▶ [DATA FOR PROCESSING]:
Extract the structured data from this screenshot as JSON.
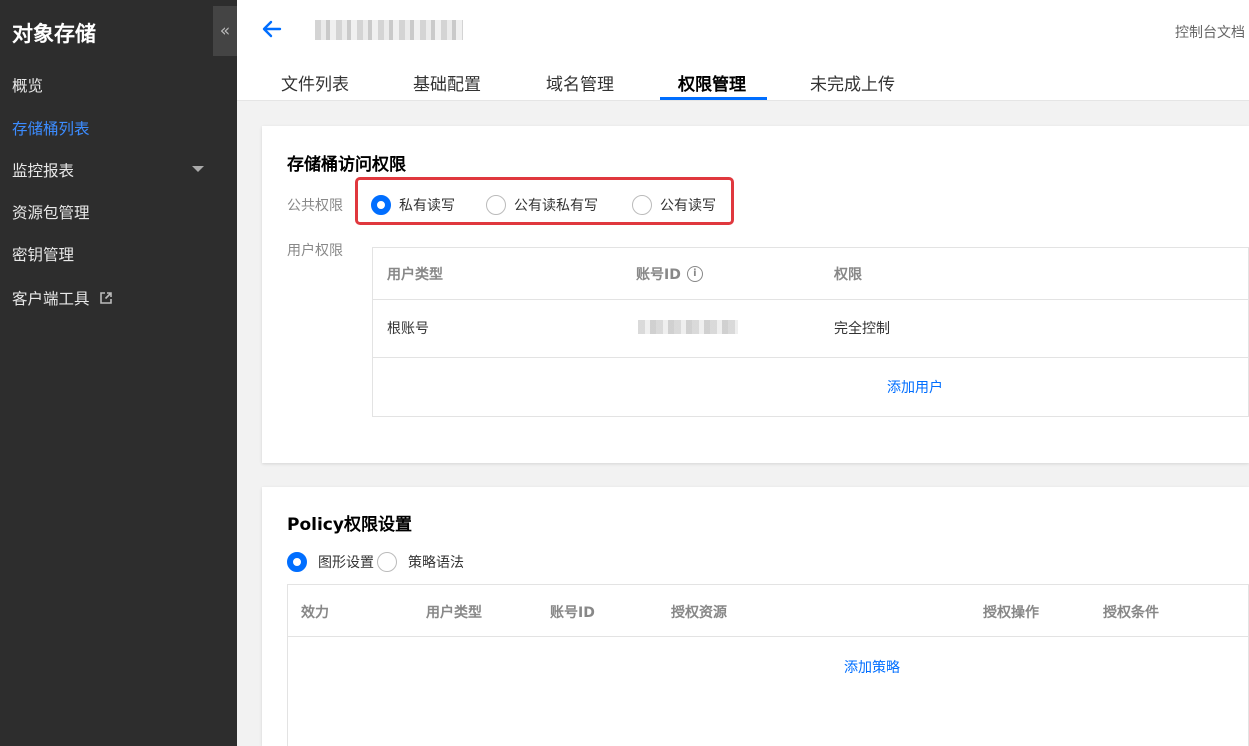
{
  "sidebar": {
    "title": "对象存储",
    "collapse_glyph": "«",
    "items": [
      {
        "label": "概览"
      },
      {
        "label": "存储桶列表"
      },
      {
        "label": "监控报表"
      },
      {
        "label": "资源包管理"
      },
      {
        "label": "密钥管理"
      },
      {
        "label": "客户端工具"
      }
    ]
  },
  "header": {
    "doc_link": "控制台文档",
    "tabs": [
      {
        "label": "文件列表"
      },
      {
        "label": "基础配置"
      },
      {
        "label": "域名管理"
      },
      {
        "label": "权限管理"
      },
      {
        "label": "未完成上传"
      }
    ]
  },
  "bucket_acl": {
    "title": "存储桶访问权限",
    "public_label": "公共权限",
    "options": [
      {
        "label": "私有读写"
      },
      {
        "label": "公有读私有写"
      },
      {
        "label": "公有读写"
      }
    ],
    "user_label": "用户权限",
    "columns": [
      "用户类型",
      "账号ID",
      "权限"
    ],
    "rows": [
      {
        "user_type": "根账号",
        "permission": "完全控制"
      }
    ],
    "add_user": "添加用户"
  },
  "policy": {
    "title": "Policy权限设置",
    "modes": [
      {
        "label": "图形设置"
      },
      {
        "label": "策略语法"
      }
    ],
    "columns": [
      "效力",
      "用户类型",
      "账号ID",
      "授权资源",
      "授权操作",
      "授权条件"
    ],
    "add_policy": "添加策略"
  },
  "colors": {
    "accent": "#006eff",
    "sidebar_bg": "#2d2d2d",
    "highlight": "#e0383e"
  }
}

...

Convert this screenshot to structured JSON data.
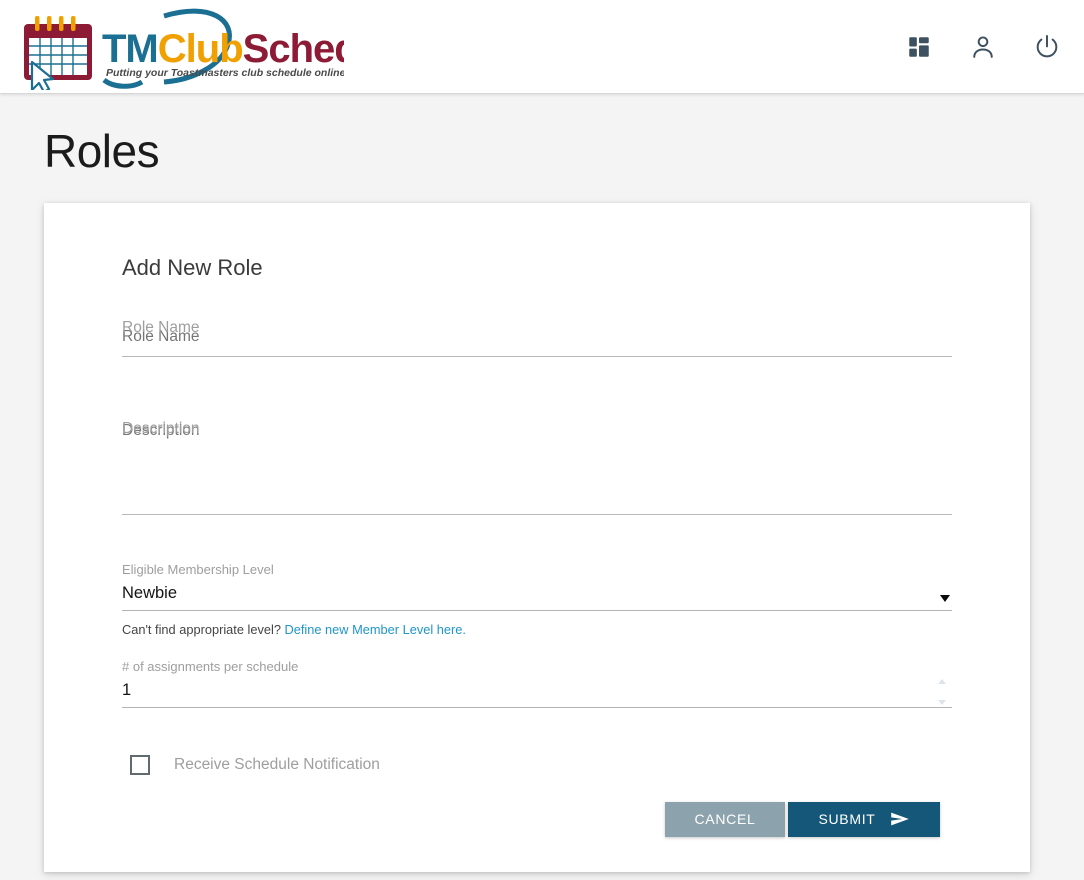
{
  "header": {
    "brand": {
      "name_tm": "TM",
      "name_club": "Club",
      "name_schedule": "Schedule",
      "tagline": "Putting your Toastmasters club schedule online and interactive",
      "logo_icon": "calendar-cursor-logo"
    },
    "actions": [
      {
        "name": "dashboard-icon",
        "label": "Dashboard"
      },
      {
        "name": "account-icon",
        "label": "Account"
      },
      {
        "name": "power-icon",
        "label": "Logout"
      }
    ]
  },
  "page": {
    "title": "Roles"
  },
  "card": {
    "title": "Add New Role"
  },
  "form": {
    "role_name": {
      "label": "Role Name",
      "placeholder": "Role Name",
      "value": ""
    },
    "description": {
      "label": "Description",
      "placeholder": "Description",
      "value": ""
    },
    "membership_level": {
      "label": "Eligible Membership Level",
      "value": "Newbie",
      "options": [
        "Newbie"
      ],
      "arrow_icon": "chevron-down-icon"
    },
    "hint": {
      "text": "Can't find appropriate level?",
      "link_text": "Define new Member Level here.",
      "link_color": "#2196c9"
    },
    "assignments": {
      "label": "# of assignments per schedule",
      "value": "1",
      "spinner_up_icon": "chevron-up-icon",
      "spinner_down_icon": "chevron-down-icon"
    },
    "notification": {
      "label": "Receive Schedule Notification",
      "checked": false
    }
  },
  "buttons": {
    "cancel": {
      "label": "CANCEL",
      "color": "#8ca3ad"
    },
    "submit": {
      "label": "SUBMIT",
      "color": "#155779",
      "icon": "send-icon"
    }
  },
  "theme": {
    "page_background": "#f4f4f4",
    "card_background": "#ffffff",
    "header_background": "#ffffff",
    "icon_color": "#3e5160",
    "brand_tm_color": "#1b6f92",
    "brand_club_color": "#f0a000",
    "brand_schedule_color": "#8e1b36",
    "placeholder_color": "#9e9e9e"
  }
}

==

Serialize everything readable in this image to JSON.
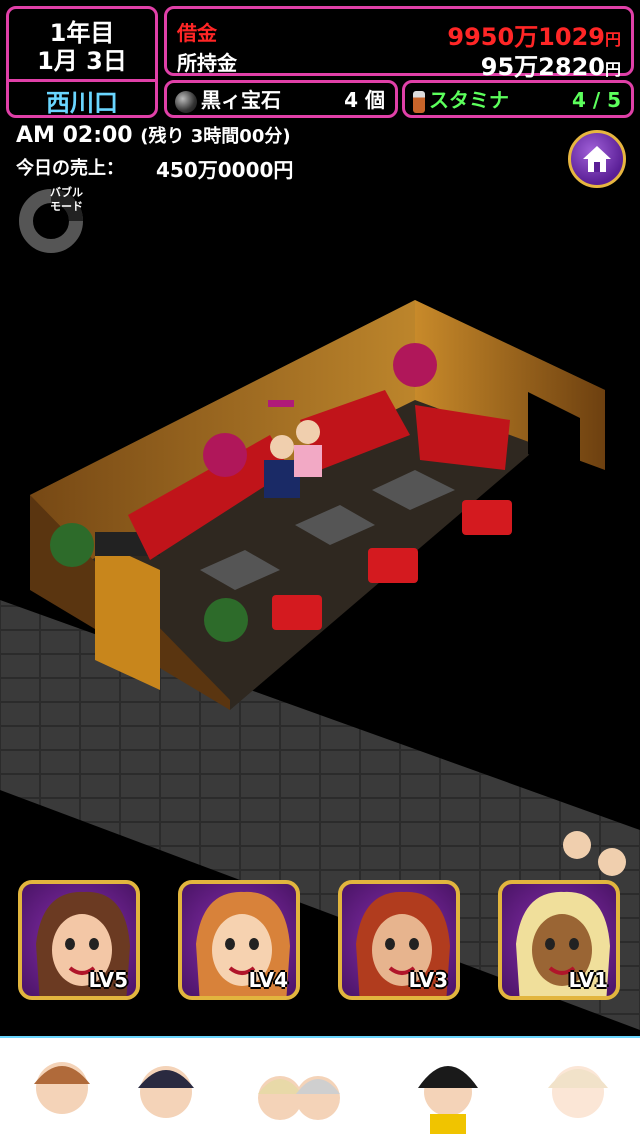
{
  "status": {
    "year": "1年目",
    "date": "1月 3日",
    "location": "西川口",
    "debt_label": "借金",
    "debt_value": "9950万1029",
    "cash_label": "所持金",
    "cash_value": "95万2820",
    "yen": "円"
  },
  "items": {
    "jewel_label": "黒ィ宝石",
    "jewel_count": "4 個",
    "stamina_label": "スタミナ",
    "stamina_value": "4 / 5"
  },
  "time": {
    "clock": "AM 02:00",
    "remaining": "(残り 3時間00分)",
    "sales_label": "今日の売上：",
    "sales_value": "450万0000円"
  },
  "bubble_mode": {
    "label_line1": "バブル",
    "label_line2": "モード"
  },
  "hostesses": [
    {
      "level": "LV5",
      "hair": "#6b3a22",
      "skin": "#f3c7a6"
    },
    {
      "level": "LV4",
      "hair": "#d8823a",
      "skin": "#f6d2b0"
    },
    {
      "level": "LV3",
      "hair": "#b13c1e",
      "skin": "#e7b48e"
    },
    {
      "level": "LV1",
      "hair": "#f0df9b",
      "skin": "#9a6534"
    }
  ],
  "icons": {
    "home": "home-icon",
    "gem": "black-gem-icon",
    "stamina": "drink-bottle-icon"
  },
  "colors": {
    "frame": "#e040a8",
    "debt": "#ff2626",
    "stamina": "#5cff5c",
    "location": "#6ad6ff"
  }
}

▶ [DESCRIPTION OF THE TASK]:
Find the word "structured" in the entries above and gather every line that holds it.

▶ [THE SOLUTION]:
Extract the structured data from this screenshot as JSON.
Convert this screenshot to structured JSON data.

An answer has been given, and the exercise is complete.